Return all of the data exactly, with nothing left out but the pictures.
### Stored data ###
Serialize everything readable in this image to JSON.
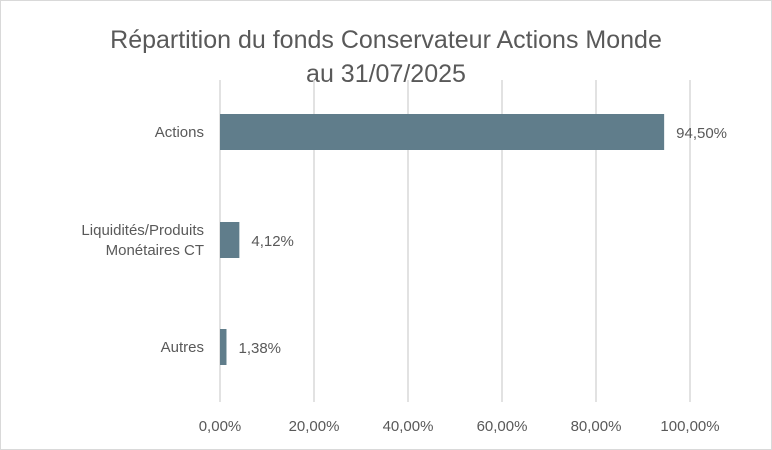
{
  "chart_data": {
    "type": "bar",
    "orientation": "horizontal",
    "title_lines": [
      "Répartition du fonds Conservateur Actions Monde",
      "au 31/07/2025"
    ],
    "categories": [
      [
        "Actions"
      ],
      [
        "Liquidités/Produits",
        "Monétaires CT"
      ],
      [
        "Autres"
      ]
    ],
    "values": [
      94.5,
      4.12,
      1.38
    ],
    "data_labels": [
      "94,50%",
      "4,12%",
      "1,38%"
    ],
    "xlim": [
      0,
      100
    ],
    "xticks": [
      0,
      20,
      40,
      60,
      80,
      100
    ],
    "xtick_labels": [
      "0,00%",
      "20,00%",
      "40,00%",
      "60,00%",
      "80,00%",
      "100,00%"
    ],
    "grid": "vertical",
    "legend": "none",
    "colors": {
      "bar": "#607d8b",
      "grid": "#d9d9d9",
      "text": "#595959"
    }
  }
}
###
### Complete answer
Serialize everything readable in this image to JSON.
{
  "chart_data": {
    "type": "bar",
    "orientation": "horizontal",
    "title_lines": [
      "Répartition du fonds Conservateur Actions Monde",
      "au 31/07/2025"
    ],
    "categories": [
      [
        "Actions"
      ],
      [
        "Liquidités/Produits",
        "Monétaires CT"
      ],
      [
        "Autres"
      ]
    ],
    "values": [
      94.5,
      4.12,
      1.38
    ],
    "data_labels": [
      "94,50%",
      "4,12%",
      "1,38%"
    ],
    "xlim": [
      0,
      100
    ],
    "xticks": [
      0,
      20,
      40,
      60,
      80,
      100
    ],
    "xtick_labels": [
      "0,00%",
      "20,00%",
      "40,00%",
      "60,00%",
      "80,00%",
      "100,00%"
    ],
    "grid": "vertical",
    "legend": "none",
    "colors": {
      "bar": "#607d8b",
      "grid": "#d9d9d9",
      "text": "#595959"
    }
  }
}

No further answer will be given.